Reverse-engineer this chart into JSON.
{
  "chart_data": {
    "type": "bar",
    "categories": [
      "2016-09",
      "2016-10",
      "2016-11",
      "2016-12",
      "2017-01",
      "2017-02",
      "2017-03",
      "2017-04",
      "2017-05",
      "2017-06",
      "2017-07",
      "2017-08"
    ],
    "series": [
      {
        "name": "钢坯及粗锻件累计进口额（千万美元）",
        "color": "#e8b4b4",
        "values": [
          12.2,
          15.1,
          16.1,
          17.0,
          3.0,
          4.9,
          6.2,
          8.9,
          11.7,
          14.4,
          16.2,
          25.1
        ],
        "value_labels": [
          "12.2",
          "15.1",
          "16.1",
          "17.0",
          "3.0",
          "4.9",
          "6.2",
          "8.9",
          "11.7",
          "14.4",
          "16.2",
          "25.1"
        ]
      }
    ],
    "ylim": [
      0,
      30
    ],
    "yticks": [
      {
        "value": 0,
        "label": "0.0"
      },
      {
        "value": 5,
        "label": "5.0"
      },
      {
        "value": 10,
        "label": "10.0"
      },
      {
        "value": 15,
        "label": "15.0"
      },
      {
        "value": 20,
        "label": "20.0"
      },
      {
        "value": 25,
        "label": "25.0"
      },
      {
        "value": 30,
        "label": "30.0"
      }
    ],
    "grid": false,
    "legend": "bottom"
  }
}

--

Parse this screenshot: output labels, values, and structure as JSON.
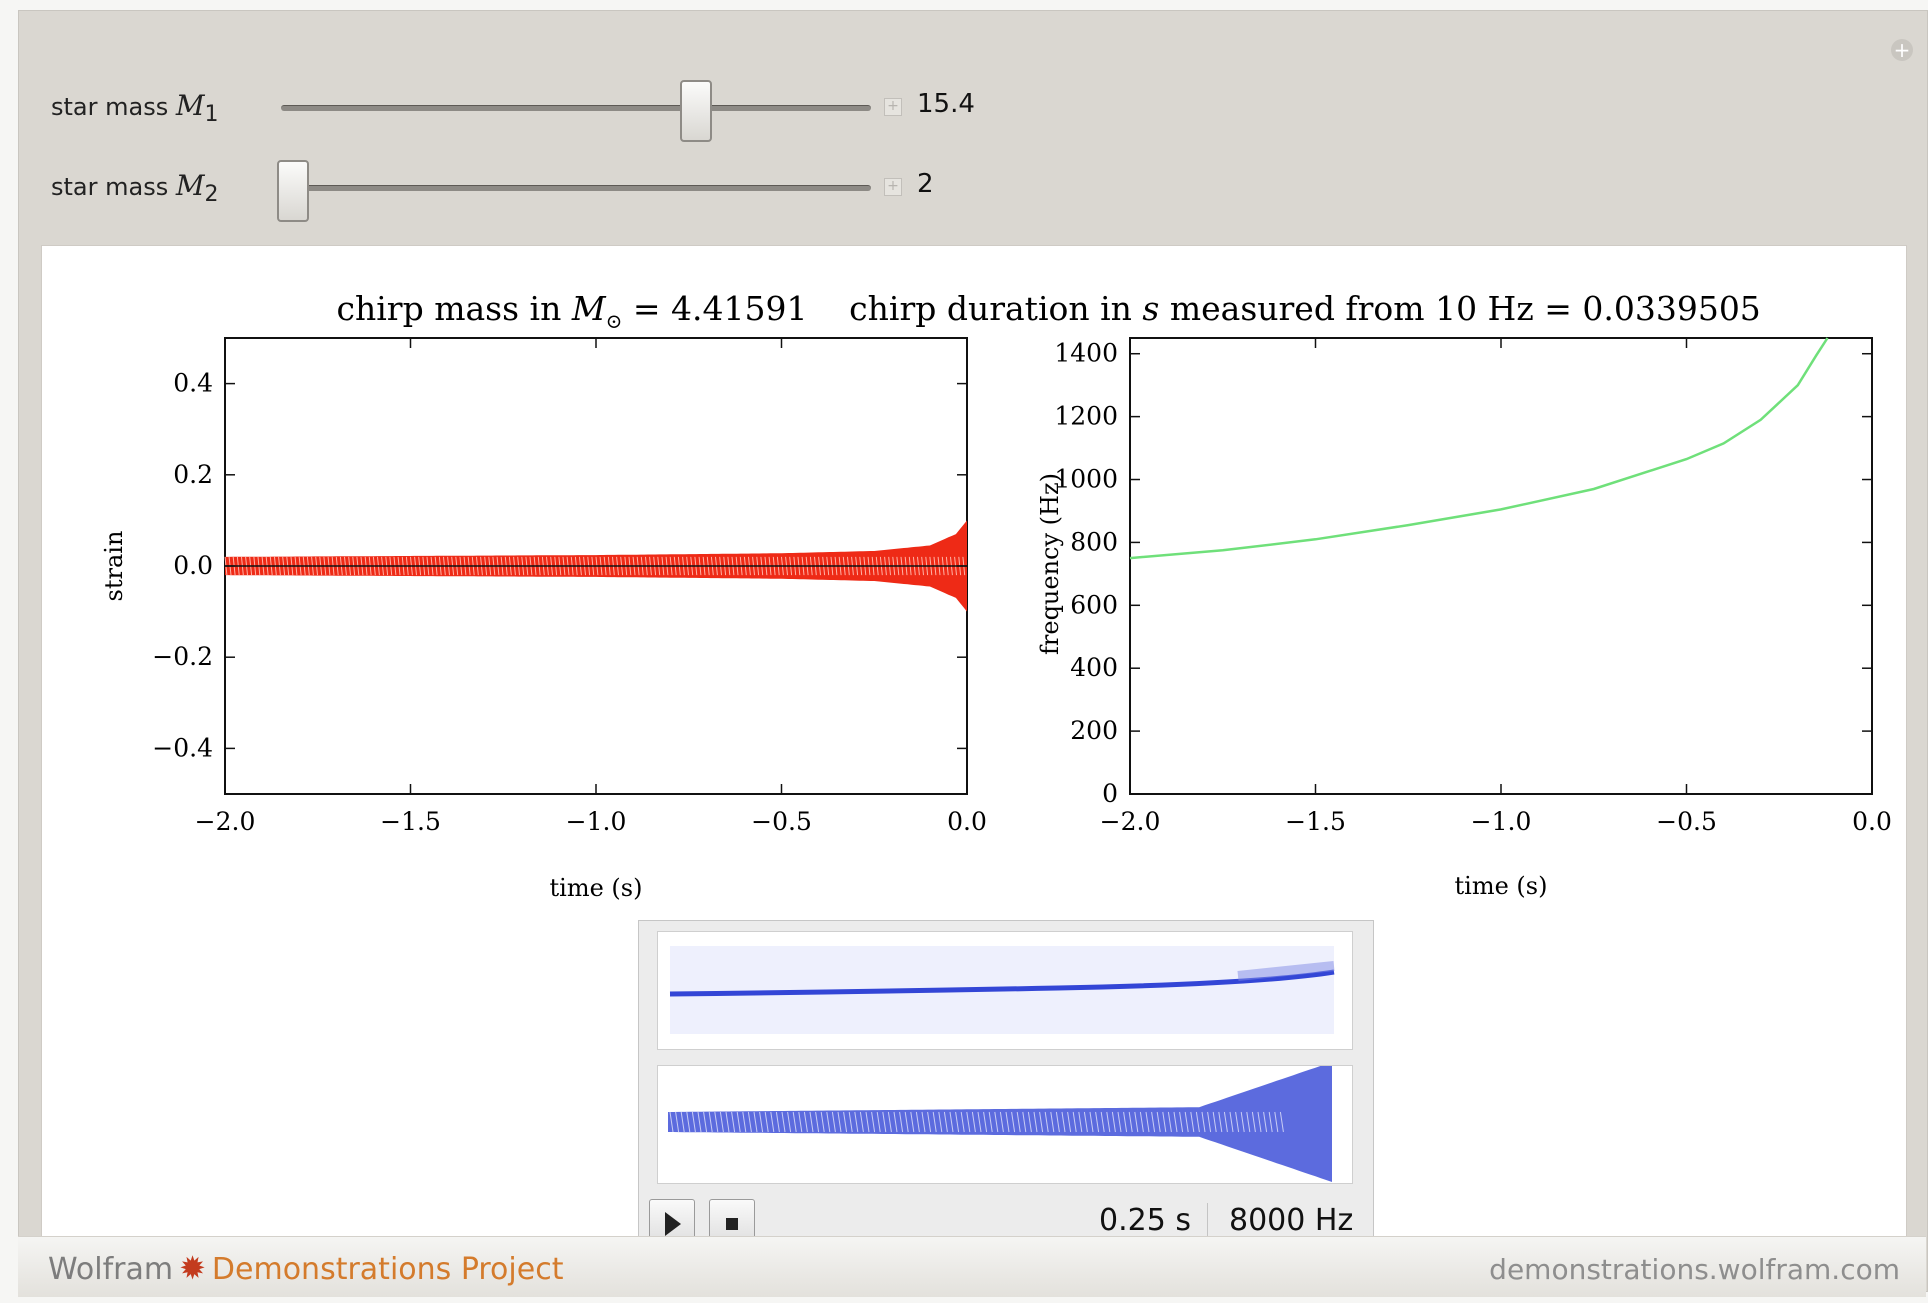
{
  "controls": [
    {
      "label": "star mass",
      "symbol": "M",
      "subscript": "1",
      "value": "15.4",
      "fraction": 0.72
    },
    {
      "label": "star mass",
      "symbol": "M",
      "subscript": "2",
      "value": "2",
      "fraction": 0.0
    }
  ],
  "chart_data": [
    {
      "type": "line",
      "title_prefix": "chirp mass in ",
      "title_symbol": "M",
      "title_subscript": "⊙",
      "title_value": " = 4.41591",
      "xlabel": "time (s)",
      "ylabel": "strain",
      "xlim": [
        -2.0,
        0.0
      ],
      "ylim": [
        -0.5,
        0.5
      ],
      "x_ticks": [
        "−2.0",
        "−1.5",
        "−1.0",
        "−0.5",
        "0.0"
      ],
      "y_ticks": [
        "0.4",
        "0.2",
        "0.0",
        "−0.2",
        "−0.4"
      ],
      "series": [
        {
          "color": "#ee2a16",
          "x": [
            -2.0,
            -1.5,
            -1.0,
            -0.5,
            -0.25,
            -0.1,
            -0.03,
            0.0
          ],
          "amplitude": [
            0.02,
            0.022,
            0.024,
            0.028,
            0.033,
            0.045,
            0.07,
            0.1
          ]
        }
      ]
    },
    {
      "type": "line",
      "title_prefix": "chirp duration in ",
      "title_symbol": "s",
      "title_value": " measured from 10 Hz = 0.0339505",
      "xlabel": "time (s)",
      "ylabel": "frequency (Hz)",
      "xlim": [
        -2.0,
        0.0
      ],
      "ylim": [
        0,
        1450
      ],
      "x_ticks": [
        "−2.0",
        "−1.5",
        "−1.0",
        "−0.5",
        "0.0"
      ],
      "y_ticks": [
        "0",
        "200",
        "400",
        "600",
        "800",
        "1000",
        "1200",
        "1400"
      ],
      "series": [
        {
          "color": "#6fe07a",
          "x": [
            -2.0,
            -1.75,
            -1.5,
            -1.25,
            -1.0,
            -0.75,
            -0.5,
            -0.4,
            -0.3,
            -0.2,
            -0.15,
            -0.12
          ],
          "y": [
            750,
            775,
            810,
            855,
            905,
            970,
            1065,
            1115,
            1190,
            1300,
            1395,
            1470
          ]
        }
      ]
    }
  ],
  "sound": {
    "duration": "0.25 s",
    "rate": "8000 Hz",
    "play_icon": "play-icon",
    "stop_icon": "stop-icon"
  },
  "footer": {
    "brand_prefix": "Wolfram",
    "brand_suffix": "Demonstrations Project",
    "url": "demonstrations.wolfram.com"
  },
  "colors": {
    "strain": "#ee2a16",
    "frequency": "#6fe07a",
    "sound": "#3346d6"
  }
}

→ Set problem: Find all lines holding the string "chirp" and copy them.

→ Written response:
      "title_prefix": "chirp mass in ",
      "title_prefix": "chirp duration in ",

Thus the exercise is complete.